Problem statement:
Tally the lines of the listing that contain the string "фундамента". Give the number and nothing else.
********************
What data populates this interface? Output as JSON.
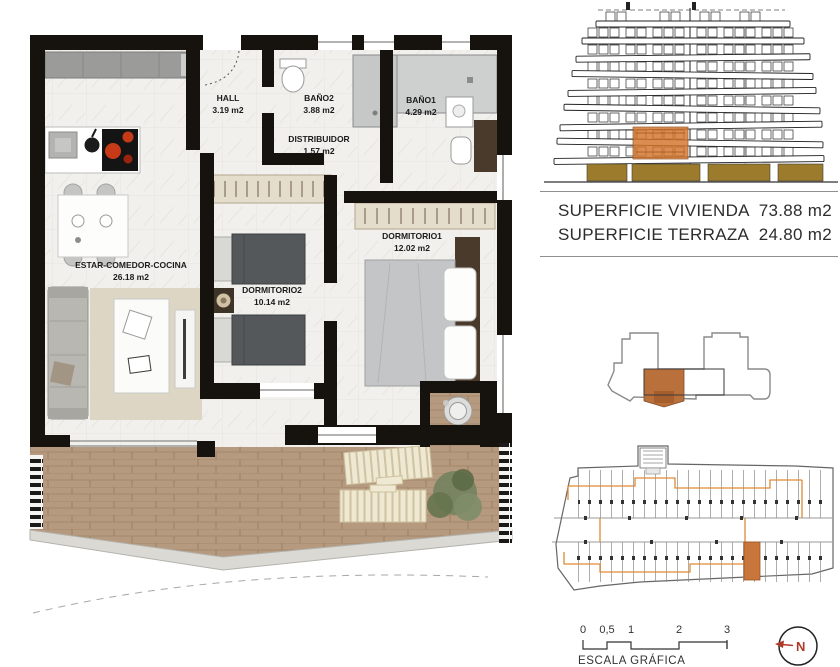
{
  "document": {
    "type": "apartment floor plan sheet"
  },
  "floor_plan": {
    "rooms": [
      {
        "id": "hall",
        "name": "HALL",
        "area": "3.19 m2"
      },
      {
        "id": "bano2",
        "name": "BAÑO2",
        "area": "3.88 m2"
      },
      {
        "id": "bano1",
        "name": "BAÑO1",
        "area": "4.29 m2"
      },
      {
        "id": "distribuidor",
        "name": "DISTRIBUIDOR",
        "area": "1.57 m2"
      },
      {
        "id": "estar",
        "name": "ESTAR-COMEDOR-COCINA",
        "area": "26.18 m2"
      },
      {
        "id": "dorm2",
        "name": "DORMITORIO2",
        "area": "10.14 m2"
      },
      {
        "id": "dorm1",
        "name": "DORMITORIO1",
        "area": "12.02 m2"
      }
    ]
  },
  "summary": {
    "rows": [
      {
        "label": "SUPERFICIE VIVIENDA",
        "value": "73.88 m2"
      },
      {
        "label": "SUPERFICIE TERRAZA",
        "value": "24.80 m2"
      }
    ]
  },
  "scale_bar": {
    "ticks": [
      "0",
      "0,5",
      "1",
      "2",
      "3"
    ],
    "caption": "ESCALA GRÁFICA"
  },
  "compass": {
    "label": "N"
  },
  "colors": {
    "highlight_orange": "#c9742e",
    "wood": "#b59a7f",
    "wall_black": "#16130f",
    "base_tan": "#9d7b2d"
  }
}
********************
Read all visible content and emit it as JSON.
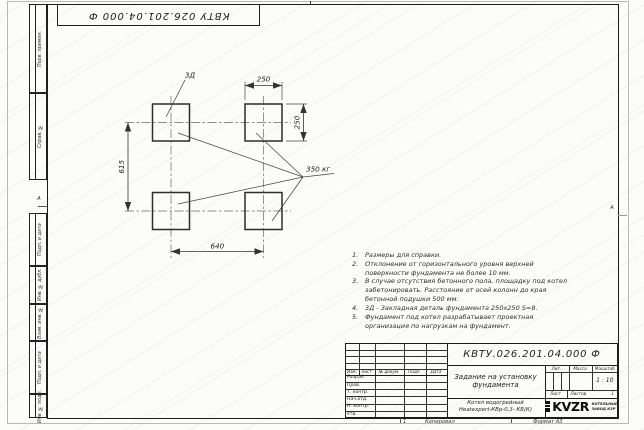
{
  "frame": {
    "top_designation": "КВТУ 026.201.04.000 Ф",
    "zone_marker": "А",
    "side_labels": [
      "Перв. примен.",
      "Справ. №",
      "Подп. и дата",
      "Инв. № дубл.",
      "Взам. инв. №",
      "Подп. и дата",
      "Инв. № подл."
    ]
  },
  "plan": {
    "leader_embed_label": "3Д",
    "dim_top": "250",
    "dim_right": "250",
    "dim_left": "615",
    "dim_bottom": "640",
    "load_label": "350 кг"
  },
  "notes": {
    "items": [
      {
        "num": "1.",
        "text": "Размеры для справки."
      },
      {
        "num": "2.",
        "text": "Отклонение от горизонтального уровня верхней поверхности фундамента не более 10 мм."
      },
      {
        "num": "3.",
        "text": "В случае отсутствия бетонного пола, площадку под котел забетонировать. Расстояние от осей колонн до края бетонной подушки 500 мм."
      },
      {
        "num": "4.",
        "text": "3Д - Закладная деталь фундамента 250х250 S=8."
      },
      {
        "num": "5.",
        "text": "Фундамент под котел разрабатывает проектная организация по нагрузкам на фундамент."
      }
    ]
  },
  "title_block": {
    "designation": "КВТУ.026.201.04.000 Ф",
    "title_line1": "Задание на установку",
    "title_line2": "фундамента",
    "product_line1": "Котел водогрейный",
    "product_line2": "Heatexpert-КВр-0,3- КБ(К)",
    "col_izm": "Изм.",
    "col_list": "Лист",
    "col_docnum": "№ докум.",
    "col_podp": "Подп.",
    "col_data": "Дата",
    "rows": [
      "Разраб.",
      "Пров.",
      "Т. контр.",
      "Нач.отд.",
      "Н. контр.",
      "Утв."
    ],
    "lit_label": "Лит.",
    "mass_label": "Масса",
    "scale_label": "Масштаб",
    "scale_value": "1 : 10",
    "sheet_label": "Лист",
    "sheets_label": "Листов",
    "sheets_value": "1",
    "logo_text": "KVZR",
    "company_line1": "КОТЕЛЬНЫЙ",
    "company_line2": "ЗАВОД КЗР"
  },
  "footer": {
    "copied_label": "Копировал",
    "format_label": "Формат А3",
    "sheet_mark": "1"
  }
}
********************
Output:
3